▸ **Objective**
Please give the count of lines holding the string "ਆਦਰਸ" and nothing besides.

▸ **Data listing**
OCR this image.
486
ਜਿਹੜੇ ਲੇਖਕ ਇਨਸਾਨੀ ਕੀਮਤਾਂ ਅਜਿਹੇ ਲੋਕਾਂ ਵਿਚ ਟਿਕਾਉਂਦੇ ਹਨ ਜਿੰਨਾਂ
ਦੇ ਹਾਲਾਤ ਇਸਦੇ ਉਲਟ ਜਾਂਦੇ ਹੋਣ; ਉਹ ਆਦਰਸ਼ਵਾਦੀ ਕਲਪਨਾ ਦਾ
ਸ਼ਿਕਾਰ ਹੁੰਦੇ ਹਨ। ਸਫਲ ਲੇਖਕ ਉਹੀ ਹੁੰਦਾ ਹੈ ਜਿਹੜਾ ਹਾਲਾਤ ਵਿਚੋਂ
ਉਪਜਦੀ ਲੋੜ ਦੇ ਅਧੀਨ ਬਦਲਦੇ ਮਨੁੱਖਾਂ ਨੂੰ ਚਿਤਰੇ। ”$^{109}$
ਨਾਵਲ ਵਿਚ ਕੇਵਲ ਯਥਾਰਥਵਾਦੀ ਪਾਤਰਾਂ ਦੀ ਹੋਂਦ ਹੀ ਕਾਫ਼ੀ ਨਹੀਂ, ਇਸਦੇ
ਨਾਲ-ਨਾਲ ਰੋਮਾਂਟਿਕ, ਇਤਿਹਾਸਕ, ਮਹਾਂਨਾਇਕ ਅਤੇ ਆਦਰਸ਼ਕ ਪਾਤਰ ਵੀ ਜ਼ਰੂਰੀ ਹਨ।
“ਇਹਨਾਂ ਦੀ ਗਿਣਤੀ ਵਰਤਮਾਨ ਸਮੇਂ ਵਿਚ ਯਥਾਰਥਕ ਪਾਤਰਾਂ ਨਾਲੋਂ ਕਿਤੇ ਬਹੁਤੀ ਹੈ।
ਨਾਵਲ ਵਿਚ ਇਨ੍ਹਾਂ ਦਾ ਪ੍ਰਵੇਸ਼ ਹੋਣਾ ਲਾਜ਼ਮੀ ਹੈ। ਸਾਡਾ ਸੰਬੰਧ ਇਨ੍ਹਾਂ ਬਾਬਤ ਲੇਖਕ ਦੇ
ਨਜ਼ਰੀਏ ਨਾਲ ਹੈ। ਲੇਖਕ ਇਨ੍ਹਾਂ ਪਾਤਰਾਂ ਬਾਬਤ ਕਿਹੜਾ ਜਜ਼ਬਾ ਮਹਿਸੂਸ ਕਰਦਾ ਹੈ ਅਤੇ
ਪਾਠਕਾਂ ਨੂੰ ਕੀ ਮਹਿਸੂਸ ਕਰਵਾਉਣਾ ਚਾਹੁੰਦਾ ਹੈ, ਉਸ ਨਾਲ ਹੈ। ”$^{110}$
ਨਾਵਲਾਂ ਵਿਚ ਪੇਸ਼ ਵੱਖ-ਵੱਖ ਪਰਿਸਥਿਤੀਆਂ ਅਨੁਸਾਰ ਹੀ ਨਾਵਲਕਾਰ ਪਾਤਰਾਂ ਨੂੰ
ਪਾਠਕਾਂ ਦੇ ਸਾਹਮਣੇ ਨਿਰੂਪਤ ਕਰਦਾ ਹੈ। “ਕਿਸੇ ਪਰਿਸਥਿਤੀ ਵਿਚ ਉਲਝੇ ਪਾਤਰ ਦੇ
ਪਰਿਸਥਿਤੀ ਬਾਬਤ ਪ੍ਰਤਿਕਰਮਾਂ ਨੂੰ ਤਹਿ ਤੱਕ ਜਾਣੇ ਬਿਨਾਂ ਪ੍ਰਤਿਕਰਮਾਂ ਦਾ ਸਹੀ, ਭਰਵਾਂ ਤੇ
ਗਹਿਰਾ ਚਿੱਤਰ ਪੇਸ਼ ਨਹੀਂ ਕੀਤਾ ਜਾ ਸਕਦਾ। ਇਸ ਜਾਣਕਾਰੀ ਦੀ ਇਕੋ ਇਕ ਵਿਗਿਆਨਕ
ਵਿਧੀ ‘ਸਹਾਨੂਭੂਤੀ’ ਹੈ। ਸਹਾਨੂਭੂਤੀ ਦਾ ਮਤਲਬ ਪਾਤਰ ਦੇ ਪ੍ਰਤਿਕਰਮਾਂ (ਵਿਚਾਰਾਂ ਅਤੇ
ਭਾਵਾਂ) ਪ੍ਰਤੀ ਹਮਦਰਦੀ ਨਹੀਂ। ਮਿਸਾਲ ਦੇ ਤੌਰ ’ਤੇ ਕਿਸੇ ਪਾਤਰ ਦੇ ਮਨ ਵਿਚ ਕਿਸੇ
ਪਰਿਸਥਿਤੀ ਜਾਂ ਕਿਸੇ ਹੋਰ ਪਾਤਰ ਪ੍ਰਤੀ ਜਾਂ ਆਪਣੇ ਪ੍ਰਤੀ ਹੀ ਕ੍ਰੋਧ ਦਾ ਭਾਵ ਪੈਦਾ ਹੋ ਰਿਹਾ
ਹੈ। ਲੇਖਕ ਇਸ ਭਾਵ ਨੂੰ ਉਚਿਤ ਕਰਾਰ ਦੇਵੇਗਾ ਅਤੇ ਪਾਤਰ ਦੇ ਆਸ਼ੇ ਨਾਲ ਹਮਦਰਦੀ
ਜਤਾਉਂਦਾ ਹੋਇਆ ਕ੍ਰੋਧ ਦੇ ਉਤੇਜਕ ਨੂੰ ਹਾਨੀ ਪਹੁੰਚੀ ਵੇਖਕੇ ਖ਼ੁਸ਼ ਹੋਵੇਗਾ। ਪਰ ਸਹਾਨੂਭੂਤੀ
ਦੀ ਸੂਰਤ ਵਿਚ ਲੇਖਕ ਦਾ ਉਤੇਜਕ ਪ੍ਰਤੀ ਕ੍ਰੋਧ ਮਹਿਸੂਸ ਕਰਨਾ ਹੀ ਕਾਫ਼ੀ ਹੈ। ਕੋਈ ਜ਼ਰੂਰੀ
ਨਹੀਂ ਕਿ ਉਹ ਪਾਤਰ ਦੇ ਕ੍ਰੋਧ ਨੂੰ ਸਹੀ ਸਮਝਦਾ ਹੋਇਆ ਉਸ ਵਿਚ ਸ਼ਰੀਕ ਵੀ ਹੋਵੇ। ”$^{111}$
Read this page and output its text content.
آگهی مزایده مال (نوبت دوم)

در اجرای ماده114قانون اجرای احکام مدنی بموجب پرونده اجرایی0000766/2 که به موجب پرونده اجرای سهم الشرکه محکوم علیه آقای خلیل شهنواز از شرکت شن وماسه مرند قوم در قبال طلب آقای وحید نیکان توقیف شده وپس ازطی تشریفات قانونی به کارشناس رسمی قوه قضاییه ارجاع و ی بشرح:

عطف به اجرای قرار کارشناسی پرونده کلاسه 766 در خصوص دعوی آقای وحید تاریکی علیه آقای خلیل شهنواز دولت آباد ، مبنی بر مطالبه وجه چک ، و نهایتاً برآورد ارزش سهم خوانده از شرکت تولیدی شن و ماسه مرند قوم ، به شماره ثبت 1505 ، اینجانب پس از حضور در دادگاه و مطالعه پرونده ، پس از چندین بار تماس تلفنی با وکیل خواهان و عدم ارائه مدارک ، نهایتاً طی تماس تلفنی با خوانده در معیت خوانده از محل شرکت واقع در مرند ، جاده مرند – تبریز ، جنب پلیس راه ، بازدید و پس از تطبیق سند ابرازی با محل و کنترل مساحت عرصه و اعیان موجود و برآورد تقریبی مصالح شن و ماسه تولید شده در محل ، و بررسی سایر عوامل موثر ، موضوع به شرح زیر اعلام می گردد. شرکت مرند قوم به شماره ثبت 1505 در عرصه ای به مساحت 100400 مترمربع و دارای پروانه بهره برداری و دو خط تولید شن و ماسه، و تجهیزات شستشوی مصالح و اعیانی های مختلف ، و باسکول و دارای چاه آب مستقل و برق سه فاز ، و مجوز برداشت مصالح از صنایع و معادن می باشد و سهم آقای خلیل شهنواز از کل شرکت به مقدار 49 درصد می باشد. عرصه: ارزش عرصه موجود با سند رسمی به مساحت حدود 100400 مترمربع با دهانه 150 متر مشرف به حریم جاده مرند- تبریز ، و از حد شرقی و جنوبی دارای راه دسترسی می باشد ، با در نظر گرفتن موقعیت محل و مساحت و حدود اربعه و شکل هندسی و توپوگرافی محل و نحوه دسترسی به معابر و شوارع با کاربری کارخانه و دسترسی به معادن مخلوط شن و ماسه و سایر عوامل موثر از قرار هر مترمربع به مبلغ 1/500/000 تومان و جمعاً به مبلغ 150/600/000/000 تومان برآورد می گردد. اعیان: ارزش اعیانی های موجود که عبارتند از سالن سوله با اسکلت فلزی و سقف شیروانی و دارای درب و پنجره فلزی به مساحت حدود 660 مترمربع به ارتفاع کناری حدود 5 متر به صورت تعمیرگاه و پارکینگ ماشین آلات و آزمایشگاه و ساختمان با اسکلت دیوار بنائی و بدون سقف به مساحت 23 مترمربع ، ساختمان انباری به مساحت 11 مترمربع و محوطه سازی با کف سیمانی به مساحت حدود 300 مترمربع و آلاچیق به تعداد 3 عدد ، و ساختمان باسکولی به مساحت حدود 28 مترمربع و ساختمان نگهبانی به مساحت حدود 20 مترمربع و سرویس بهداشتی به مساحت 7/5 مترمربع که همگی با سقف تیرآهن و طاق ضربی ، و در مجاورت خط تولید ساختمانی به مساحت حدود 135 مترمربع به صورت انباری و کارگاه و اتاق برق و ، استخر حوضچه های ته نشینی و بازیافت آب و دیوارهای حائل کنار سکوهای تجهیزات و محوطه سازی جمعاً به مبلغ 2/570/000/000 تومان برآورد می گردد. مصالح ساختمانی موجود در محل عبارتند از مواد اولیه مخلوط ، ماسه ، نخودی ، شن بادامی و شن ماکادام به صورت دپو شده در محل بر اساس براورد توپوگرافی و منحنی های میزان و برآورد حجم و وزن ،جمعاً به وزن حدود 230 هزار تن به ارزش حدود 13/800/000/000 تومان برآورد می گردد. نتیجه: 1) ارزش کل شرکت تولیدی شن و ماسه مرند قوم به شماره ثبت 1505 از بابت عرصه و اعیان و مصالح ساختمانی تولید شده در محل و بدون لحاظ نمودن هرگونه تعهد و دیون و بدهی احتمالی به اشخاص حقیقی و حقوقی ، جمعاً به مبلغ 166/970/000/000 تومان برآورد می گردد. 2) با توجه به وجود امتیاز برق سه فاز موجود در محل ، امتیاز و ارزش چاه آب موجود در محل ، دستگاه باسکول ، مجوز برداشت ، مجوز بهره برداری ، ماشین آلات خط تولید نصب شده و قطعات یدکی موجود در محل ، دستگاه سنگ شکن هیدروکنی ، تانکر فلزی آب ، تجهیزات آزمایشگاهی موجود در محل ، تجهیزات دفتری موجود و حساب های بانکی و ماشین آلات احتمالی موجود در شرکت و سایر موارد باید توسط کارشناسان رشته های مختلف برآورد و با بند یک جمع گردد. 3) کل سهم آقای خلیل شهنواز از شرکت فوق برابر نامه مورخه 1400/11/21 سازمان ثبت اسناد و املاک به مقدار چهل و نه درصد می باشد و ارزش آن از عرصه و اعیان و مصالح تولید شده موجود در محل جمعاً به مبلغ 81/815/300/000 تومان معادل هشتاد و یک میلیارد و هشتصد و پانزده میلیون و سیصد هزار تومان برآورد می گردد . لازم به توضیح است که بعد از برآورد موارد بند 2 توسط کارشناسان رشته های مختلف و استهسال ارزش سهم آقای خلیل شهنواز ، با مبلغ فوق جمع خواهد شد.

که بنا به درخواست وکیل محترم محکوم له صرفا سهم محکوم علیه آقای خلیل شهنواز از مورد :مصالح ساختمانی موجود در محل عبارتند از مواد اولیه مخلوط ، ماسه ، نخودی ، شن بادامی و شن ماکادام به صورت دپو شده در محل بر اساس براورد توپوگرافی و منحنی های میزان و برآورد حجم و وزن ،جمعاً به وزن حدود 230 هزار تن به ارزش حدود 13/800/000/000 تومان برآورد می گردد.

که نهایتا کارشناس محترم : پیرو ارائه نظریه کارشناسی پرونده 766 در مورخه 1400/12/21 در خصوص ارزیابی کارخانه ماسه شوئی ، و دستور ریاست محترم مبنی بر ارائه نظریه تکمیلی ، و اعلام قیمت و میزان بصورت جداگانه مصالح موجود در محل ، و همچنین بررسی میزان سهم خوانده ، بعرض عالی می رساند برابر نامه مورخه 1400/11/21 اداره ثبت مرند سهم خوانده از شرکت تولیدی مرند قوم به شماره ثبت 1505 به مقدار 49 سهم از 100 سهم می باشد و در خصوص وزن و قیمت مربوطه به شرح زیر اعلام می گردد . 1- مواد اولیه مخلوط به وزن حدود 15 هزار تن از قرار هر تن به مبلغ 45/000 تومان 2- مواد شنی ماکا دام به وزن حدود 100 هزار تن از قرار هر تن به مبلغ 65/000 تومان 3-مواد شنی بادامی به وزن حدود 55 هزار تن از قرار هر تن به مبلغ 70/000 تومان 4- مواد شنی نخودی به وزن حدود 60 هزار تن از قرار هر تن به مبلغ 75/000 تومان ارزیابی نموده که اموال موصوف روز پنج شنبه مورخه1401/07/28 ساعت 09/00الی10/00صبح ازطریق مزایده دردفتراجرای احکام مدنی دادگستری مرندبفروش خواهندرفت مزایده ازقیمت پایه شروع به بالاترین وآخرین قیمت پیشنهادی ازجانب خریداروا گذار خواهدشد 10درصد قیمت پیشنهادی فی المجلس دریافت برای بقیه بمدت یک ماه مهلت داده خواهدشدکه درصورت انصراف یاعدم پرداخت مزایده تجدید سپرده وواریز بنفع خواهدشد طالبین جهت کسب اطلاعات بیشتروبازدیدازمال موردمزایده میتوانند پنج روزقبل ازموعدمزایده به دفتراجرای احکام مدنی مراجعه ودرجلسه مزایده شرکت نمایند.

▸ **Answer to the problem**
2